• _Instructions for the task_
Restate the whole of the material. Keep every word, and drop the pictures.

---------- Records shown ----------

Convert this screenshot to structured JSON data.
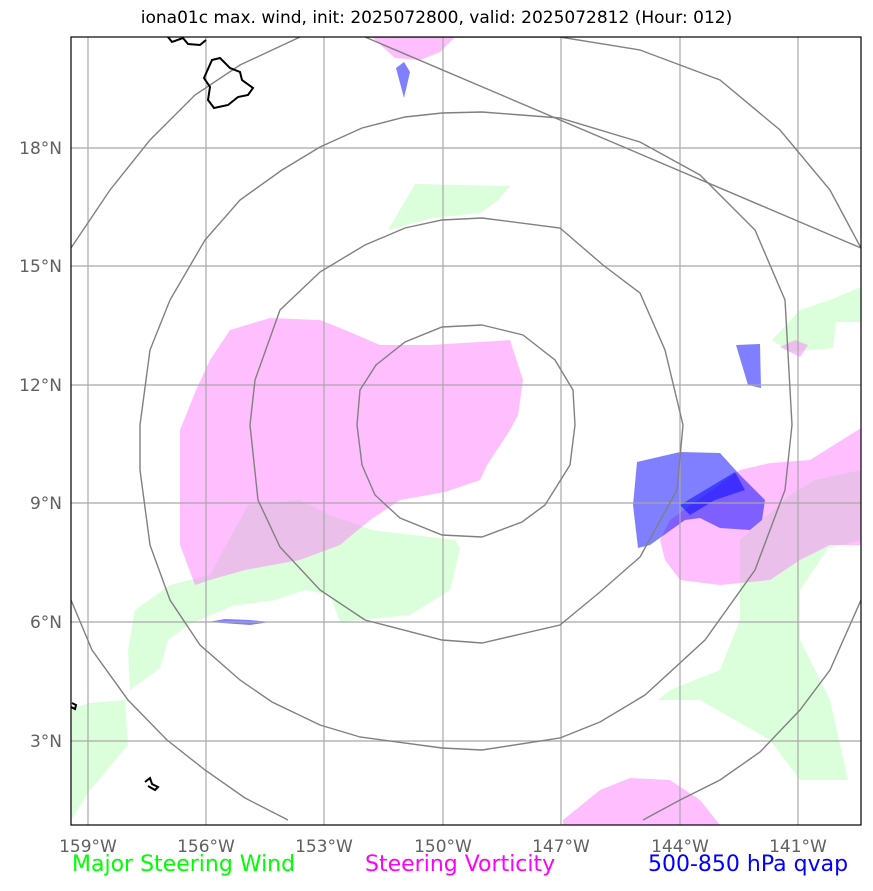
{
  "title": "iona01c max. wind, init: 2025072800, valid: 2025072812 (Hour: 012)",
  "map": {
    "lon_ticks": [
      "159°W",
      "156°W",
      "153°W",
      "150°W",
      "147°W",
      "144°W",
      "141°W"
    ],
    "lat_ticks": [
      "18°N",
      "15°N",
      "12°N",
      "9°N",
      "6°N",
      "3°N"
    ],
    "colors": {
      "wind": "#00ff00",
      "vorticity": "#ff00ff",
      "qvap": "#0000ff",
      "grid": "#808080",
      "coast": "#000000"
    }
  },
  "legend": {
    "wind": {
      "label": "Major Steering Wind",
      "color": "#00ff00"
    },
    "vorticity": {
      "label": "Steering Vorticity",
      "color": "#ff00ff"
    },
    "qvap": {
      "label": "500-850 hPa qvap",
      "color": "#0000ff"
    }
  }
}
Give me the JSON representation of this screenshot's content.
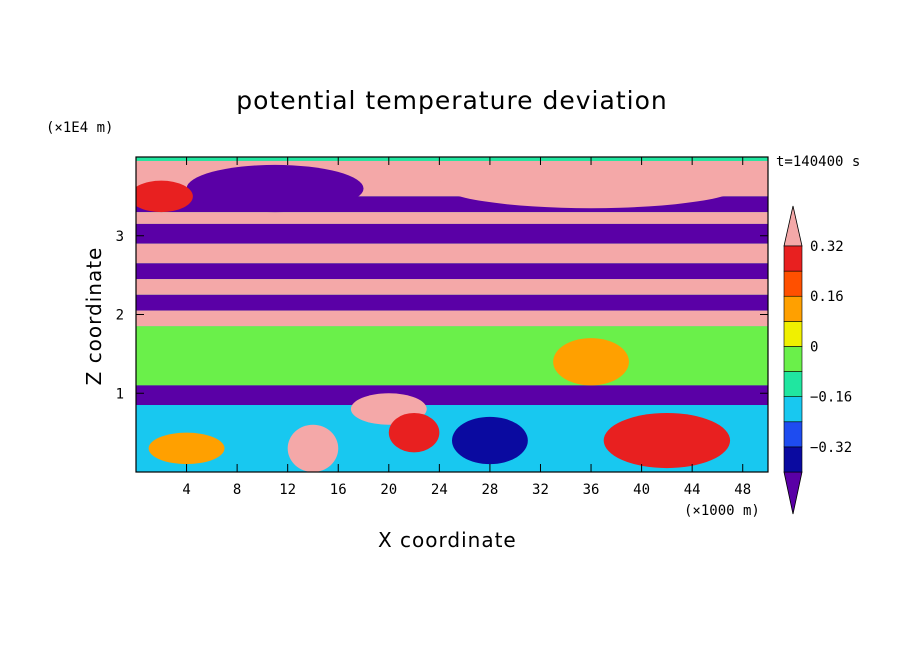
{
  "chart_data": {
    "type": "heatmap",
    "title": "potential temperature deviation",
    "xlabel": "X coordinate",
    "ylabel": "Z coordinate",
    "x_multiplier": "(×1000 m)",
    "y_multiplier": "(×1E4 m)",
    "time_label": "t=140400 s",
    "xlim": [
      0,
      50
    ],
    "ylim": [
      0,
      4
    ],
    "x_ticks": [
      4,
      8,
      12,
      16,
      20,
      24,
      28,
      32,
      36,
      40,
      44,
      48
    ],
    "y_ticks": [
      1,
      2,
      3
    ],
    "colorbar": {
      "labels": [
        "0.32",
        "0.16",
        "0",
        "−0.16",
        "−0.32"
      ],
      "levels": [
        -0.4,
        -0.32,
        -0.24,
        -0.16,
        -0.08,
        0,
        0.08,
        0.16,
        0.24,
        0.32,
        0.4
      ],
      "colors": [
        "#5a00a6",
        "#0a0aa0",
        "#1e4cf0",
        "#18c8f0",
        "#20e6a0",
        "#6af04a",
        "#f0f000",
        "#ffa000",
        "#ff5000",
        "#e82020",
        "#f4a8a8"
      ],
      "extend": "both"
    },
    "bands": [
      {
        "z0": 3.5,
        "z1": 3.95,
        "value": 0.4
      },
      {
        "z0": 3.3,
        "z1": 3.5,
        "value": -0.4
      },
      {
        "z0": 3.15,
        "z1": 3.3,
        "value": 0.4
      },
      {
        "z0": 2.9,
        "z1": 3.15,
        "value": -0.4
      },
      {
        "z0": 2.65,
        "z1": 2.9,
        "value": 0.4
      },
      {
        "z0": 2.45,
        "z1": 2.65,
        "value": -0.4
      },
      {
        "z0": 2.25,
        "z1": 2.45,
        "value": 0.4
      },
      {
        "z0": 2.05,
        "z1": 2.25,
        "value": -0.4
      },
      {
        "z0": 1.85,
        "z1": 2.05,
        "value": 0.4
      },
      {
        "z0": 1.1,
        "z1": 1.85,
        "value": 0.0
      },
      {
        "z0": 0.85,
        "z1": 1.1,
        "value": -0.4
      },
      {
        "z0": 0.0,
        "z1": 0.85,
        "value": -0.1
      }
    ],
    "features": [
      {
        "x": 11,
        "z": 3.6,
        "rx": 7,
        "rz": 0.3,
        "value": -0.4
      },
      {
        "x": 36,
        "z": 3.65,
        "rx": 12,
        "rz": 0.3,
        "value": 0.4
      },
      {
        "x": 2,
        "z": 3.5,
        "rx": 2.5,
        "rz": 0.2,
        "value": 0.32
      },
      {
        "x": 36,
        "z": 1.4,
        "rx": 3,
        "rz": 0.3,
        "value": 0.16
      },
      {
        "x": 42,
        "z": 0.4,
        "rx": 5,
        "rz": 0.35,
        "value": 0.32
      },
      {
        "x": 14,
        "z": 0.3,
        "rx": 2,
        "rz": 0.3,
        "value": 0.4
      },
      {
        "x": 20,
        "z": 0.8,
        "rx": 3,
        "rz": 0.2,
        "value": 0.4
      },
      {
        "x": 22,
        "z": 0.5,
        "rx": 2,
        "rz": 0.25,
        "value": 0.32
      },
      {
        "x": 4,
        "z": 0.3,
        "rx": 3,
        "rz": 0.2,
        "value": 0.16
      },
      {
        "x": 28,
        "z": 0.4,
        "rx": 3,
        "rz": 0.3,
        "value": -0.32
      }
    ]
  }
}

----------

• _The response_
Convert this screenshot to structured JSON data.
{
  "title": "iona01c max. wind, init: 2025072800, valid: 2025072812 (Hour: 012)",
  "map": {
    "lon_ticks": [
      "159°W",
      "156°W",
      "153°W",
      "150°W",
      "147°W",
      "144°W",
      "141°W"
    ],
    "lat_ticks": [
      "18°N",
      "15°N",
      "12°N",
      "9°N",
      "6°N",
      "3°N"
    ],
    "colors": {
      "wind": "#00ff00",
      "vorticity": "#ff00ff",
      "qvap": "#0000ff",
      "grid": "#808080",
      "coast": "#000000"
    }
  },
  "legend": {
    "wind": {
      "label": "Major Steering Wind",
      "color": "#00ff00"
    },
    "vorticity": {
      "label": "Steering Vorticity",
      "color": "#ff00ff"
    },
    "qvap": {
      "label": "500-850 hPa qvap",
      "color": "#0000ff"
    }
  }
}
Give me the JSON representation of this screenshot's content.
{
  "chart_data": {
    "type": "heatmap",
    "title": "potential temperature deviation",
    "xlabel": "X coordinate",
    "ylabel": "Z coordinate",
    "x_multiplier": "(×1000 m)",
    "y_multiplier": "(×1E4 m)",
    "time_label": "t=140400 s",
    "xlim": [
      0,
      50
    ],
    "ylim": [
      0,
      4
    ],
    "x_ticks": [
      4,
      8,
      12,
      16,
      20,
      24,
      28,
      32,
      36,
      40,
      44,
      48
    ],
    "y_ticks": [
      1,
      2,
      3
    ],
    "colorbar": {
      "labels": [
        "0.32",
        "0.16",
        "0",
        "−0.16",
        "−0.32"
      ],
      "levels": [
        -0.4,
        -0.32,
        -0.24,
        -0.16,
        -0.08,
        0,
        0.08,
        0.16,
        0.24,
        0.32,
        0.4
      ],
      "colors": [
        "#5a00a6",
        "#0a0aa0",
        "#1e4cf0",
        "#18c8f0",
        "#20e6a0",
        "#6af04a",
        "#f0f000",
        "#ffa000",
        "#ff5000",
        "#e82020",
        "#f4a8a8"
      ],
      "extend": "both"
    },
    "bands": [
      {
        "z0": 3.5,
        "z1": 3.95,
        "value": 0.4
      },
      {
        "z0": 3.3,
        "z1": 3.5,
        "value": -0.4
      },
      {
        "z0": 3.15,
        "z1": 3.3,
        "value": 0.4
      },
      {
        "z0": 2.9,
        "z1": 3.15,
        "value": -0.4
      },
      {
        "z0": 2.65,
        "z1": 2.9,
        "value": 0.4
      },
      {
        "z0": 2.45,
        "z1": 2.65,
        "value": -0.4
      },
      {
        "z0": 2.25,
        "z1": 2.45,
        "value": 0.4
      },
      {
        "z0": 2.05,
        "z1": 2.25,
        "value": -0.4
      },
      {
        "z0": 1.85,
        "z1": 2.05,
        "value": 0.4
      },
      {
        "z0": 1.1,
        "z1": 1.85,
        "value": 0.0
      },
      {
        "z0": 0.85,
        "z1": 1.1,
        "value": -0.4
      },
      {
        "z0": 0.0,
        "z1": 0.85,
        "value": -0.1
      }
    ],
    "features": [
      {
        "x": 11,
        "z": 3.6,
        "rx": 7,
        "rz": 0.3,
        "value": -0.4
      },
      {
        "x": 36,
        "z": 3.65,
        "rx": 12,
        "rz": 0.3,
        "value": 0.4
      },
      {
        "x": 2,
        "z": 3.5,
        "rx": 2.5,
        "rz": 0.2,
        "value": 0.32
      },
      {
        "x": 36,
        "z": 1.4,
        "rx": 3,
        "rz": 0.3,
        "value": 0.16
      },
      {
        "x": 42,
        "z": 0.4,
        "rx": 5,
        "rz": 0.35,
        "value": 0.32
      },
      {
        "x": 14,
        "z": 0.3,
        "rx": 2,
        "rz": 0.3,
        "value": 0.4
      },
      {
        "x": 20,
        "z": 0.8,
        "rx": 3,
        "rz": 0.2,
        "value": 0.4
      },
      {
        "x": 22,
        "z": 0.5,
        "rx": 2,
        "rz": 0.25,
        "value": 0.32
      },
      {
        "x": 4,
        "z": 0.3,
        "rx": 3,
        "rz": 0.2,
        "value": 0.16
      },
      {
        "x": 28,
        "z": 0.4,
        "rx": 3,
        "rz": 0.3,
        "value": -0.32
      }
    ]
  }
}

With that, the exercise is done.